What you are asked to do
Skip all pictures, then print the remaining material exactly.

Data
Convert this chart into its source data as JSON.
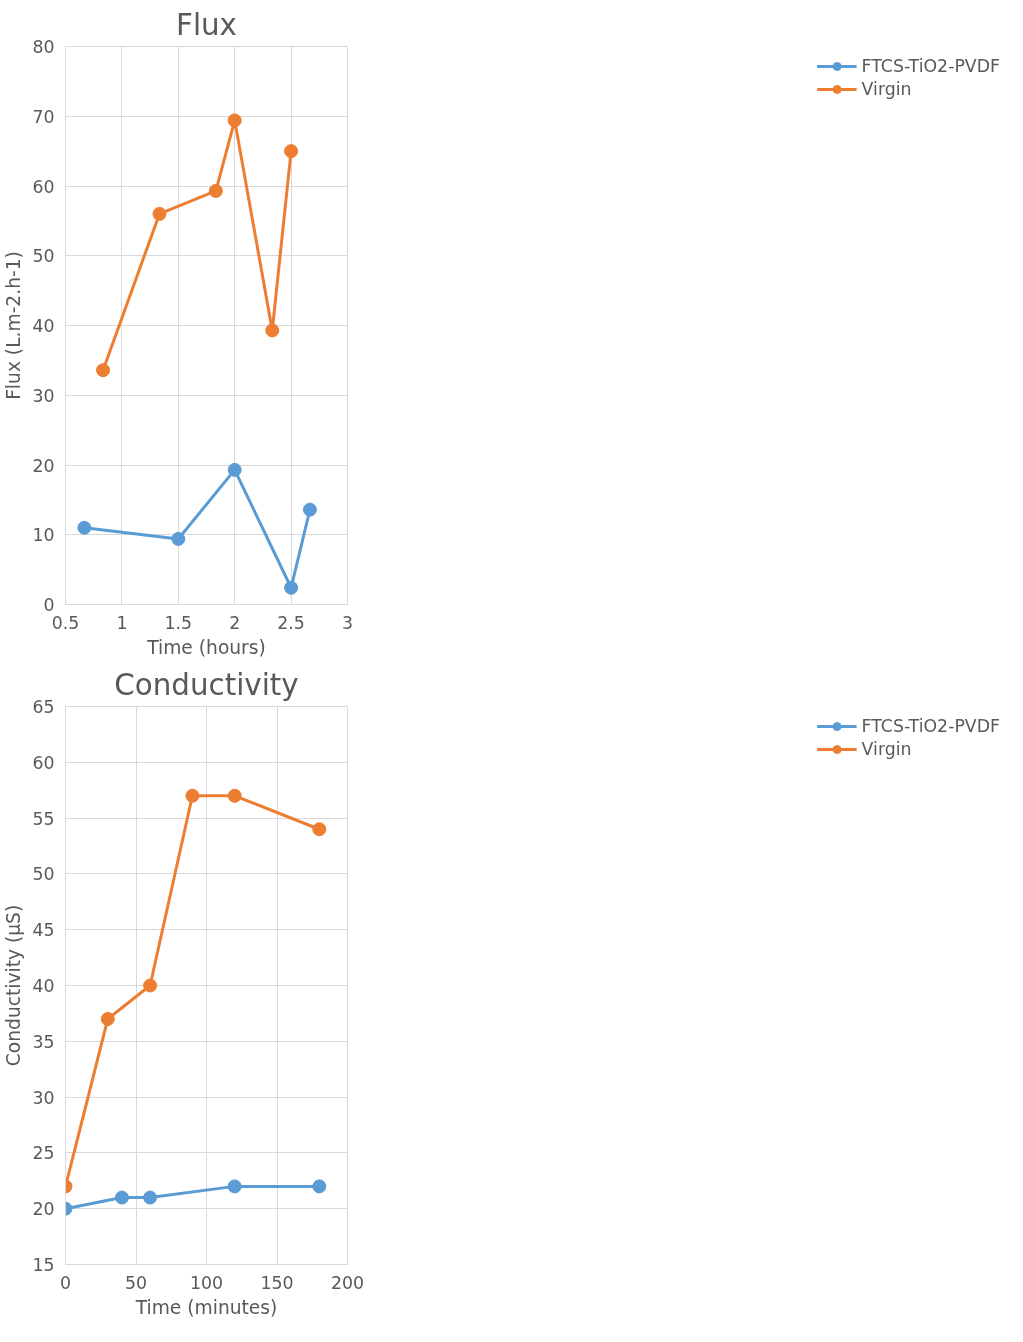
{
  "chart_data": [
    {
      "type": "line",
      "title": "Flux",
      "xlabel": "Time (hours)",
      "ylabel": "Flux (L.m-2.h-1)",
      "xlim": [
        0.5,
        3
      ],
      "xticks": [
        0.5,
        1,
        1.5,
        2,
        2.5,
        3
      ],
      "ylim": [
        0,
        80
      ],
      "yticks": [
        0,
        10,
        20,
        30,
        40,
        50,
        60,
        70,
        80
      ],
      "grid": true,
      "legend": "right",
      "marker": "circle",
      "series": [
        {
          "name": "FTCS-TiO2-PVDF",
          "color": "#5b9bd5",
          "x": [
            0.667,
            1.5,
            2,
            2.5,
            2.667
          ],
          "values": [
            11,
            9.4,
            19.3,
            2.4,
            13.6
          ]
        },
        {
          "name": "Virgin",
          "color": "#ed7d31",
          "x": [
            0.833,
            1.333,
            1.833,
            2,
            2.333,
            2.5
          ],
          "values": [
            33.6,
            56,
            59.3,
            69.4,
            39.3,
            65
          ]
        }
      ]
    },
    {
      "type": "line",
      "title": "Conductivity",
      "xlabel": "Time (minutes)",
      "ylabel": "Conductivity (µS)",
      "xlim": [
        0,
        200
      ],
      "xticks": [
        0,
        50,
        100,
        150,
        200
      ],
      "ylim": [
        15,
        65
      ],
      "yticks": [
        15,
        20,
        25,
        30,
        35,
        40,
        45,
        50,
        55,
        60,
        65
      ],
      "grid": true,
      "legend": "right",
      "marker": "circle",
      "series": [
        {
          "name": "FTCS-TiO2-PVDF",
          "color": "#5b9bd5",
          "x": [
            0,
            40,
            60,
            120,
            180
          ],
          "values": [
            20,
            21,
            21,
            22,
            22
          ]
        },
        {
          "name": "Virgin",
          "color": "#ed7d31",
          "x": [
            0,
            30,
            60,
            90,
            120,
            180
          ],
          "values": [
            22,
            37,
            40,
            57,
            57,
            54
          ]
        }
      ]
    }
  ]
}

Output of the task
Convert this chart into its source data as JSON.
{
  "chart_data": [
    {
      "type": "line",
      "title": "Flux",
      "xlabel": "Time (hours)",
      "ylabel": "Flux (L.m-2.h-1)",
      "xlim": [
        0.5,
        3
      ],
      "xticks": [
        0.5,
        1,
        1.5,
        2,
        2.5,
        3
      ],
      "ylim": [
        0,
        80
      ],
      "yticks": [
        0,
        10,
        20,
        30,
        40,
        50,
        60,
        70,
        80
      ],
      "grid": true,
      "legend": "right",
      "marker": "circle",
      "series": [
        {
          "name": "FTCS-TiO2-PVDF",
          "color": "#5b9bd5",
          "x": [
            0.667,
            1.5,
            2,
            2.5,
            2.667
          ],
          "values": [
            11,
            9.4,
            19.3,
            2.4,
            13.6
          ]
        },
        {
          "name": "Virgin",
          "color": "#ed7d31",
          "x": [
            0.833,
            1.333,
            1.833,
            2,
            2.333,
            2.5
          ],
          "values": [
            33.6,
            56,
            59.3,
            69.4,
            39.3,
            65
          ]
        }
      ]
    },
    {
      "type": "line",
      "title": "Conductivity",
      "xlabel": "Time (minutes)",
      "ylabel": "Conductivity (µS)",
      "xlim": [
        0,
        200
      ],
      "xticks": [
        0,
        50,
        100,
        150,
        200
      ],
      "ylim": [
        15,
        65
      ],
      "yticks": [
        15,
        20,
        25,
        30,
        35,
        40,
        45,
        50,
        55,
        60,
        65
      ],
      "grid": true,
      "legend": "right",
      "marker": "circle",
      "series": [
        {
          "name": "FTCS-TiO2-PVDF",
          "color": "#5b9bd5",
          "x": [
            0,
            40,
            60,
            120,
            180
          ],
          "values": [
            20,
            21,
            21,
            22,
            22
          ]
        },
        {
          "name": "Virgin",
          "color": "#ed7d31",
          "x": [
            0,
            30,
            60,
            90,
            120,
            180
          ],
          "values": [
            22,
            37,
            40,
            57,
            57,
            54
          ]
        }
      ]
    }
  ]
}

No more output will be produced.